- Exercise details
Extract every line that contains the string "title".
○ ○ ○ ○ ○
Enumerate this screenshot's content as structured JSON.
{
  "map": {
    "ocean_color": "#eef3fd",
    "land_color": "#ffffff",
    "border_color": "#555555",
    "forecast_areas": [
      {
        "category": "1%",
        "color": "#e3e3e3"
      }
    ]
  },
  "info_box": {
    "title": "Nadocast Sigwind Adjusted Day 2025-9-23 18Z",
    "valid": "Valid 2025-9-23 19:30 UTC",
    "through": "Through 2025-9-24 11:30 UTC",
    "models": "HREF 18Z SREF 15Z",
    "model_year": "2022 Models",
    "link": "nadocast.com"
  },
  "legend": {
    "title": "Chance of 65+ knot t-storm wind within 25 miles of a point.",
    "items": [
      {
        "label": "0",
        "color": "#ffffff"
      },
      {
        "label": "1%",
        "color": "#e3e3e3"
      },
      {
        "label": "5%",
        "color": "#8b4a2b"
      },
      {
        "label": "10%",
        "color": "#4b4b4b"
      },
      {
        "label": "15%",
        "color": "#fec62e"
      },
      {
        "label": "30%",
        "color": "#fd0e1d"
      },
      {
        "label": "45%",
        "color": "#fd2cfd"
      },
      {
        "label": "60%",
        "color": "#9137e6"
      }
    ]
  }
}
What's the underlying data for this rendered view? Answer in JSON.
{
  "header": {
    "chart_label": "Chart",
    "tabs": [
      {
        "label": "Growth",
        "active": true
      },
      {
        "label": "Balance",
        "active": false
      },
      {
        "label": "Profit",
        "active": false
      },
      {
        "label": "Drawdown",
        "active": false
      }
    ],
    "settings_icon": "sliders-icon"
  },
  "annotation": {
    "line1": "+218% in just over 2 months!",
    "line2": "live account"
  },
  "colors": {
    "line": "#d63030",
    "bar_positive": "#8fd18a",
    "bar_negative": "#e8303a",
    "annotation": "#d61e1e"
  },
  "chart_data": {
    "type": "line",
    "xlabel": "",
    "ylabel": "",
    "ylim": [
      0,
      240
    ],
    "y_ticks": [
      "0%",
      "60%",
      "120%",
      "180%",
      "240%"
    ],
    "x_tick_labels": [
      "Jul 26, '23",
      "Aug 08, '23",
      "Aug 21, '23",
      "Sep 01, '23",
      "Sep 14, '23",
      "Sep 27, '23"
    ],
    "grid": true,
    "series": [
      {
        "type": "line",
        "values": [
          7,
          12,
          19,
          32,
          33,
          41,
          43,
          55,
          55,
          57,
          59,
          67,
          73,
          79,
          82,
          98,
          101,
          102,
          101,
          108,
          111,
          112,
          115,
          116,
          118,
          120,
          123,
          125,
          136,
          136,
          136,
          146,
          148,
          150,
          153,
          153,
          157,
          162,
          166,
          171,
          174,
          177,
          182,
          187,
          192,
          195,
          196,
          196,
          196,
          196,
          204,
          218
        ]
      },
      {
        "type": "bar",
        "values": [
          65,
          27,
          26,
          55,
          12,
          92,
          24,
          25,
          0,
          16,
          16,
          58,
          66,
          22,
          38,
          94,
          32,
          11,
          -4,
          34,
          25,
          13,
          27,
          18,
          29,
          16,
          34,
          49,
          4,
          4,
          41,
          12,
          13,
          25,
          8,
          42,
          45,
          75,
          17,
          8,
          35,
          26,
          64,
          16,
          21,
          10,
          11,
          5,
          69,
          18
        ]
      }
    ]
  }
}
○ ○ ○ ○ ○
- Written response
    "title": "Nadocast Sigwind Adjusted Day 2025-9-23 18Z",
    "title": "Chance of 65+ knot t-storm wind within 25 miles of a point.",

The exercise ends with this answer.